(Data excerpts)

________________________

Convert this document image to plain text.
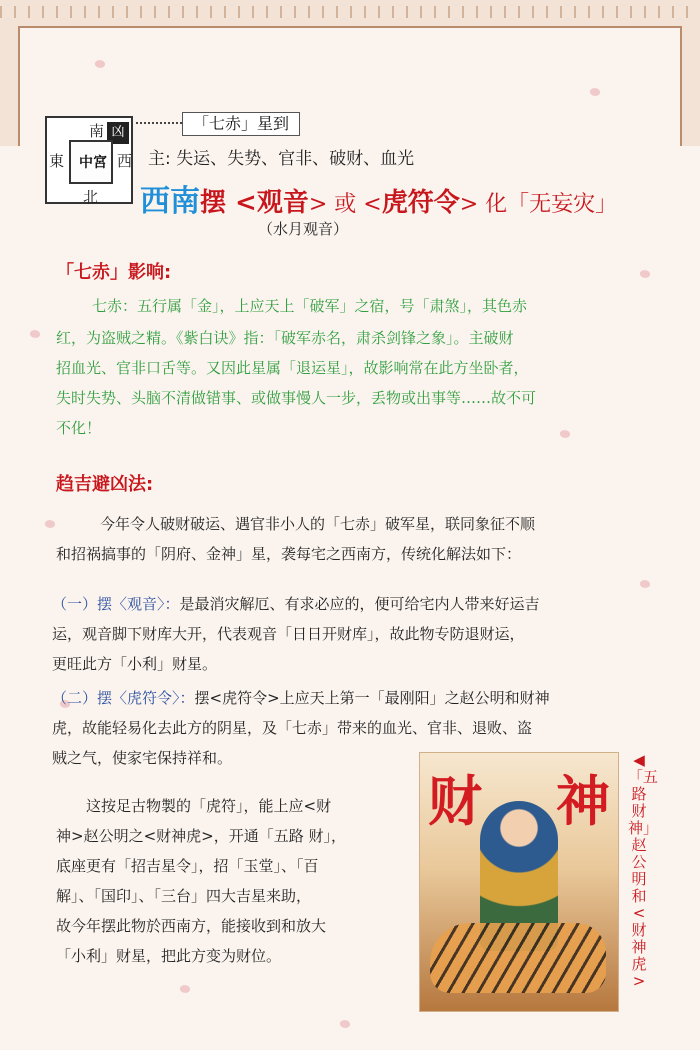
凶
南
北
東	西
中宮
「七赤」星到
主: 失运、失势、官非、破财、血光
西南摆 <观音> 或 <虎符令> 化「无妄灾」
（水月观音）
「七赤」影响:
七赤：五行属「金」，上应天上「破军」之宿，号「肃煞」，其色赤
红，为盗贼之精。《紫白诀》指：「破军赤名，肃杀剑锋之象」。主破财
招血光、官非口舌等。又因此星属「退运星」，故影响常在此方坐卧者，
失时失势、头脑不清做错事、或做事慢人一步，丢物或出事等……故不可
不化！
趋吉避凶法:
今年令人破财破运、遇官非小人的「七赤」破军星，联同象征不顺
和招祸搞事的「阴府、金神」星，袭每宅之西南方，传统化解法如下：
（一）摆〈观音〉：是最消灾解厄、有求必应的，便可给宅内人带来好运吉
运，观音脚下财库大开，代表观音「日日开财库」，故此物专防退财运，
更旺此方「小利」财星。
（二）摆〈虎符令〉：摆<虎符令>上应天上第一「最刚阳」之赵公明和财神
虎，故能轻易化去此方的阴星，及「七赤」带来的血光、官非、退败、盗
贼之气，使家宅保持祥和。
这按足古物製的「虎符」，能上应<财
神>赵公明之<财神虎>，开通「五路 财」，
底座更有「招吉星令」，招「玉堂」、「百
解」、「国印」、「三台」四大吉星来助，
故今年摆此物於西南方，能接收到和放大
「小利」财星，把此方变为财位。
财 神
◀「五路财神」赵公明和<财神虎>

________________________

▶ [What to do]
From start to finish, output the listing exactly, but omit its pictures.

▶ [Complete output]
Convert this document image to plain text.
凶
南
北
東	西
中宮
「七赤」星到
主: 失运、失势、官非、破财、血光
西南摆 <观音> 或 <虎符令> 化「无妄灾」
（水月观音）
「七赤」影响:
七赤：五行属「金」，上应天上「破军」之宿，号「肃煞」，其色赤
红，为盗贼之精。《紫白诀》指：「破军赤名，肃杀剑锋之象」。主破财
招血光、官非口舌等。又因此星属「退运星」，故影响常在此方坐卧者，
失时失势、头脑不清做错事、或做事慢人一步，丢物或出事等……故不可
不化！
趋吉避凶法:
今年令人破财破运、遇官非小人的「七赤」破军星，联同象征不顺
和招祸搞事的「阴府、金神」星，袭每宅之西南方，传统化解法如下：
（一）摆〈观音〉：是最消灾解厄、有求必应的，便可给宅内人带来好运吉
运，观音脚下财库大开，代表观音「日日开财库」，故此物专防退财运，
更旺此方「小利」财星。
（二）摆〈虎符令〉：摆<虎符令>上应天上第一「最刚阳」之赵公明和财神
虎，故能轻易化去此方的阴星，及「七赤」带来的血光、官非、退败、盗
贼之气，使家宅保持祥和。
这按足古物製的「虎符」，能上应<财
神>赵公明之<财神虎>，开通「五路 财」，
底座更有「招吉星令」，招「玉堂」、「百
解」、「国印」、「三台」四大吉星来助，
故今年摆此物於西南方，能接收到和放大
「小利」财星，把此方变为财位。
财 神
◀「五路财神」赵公明和<财神虎>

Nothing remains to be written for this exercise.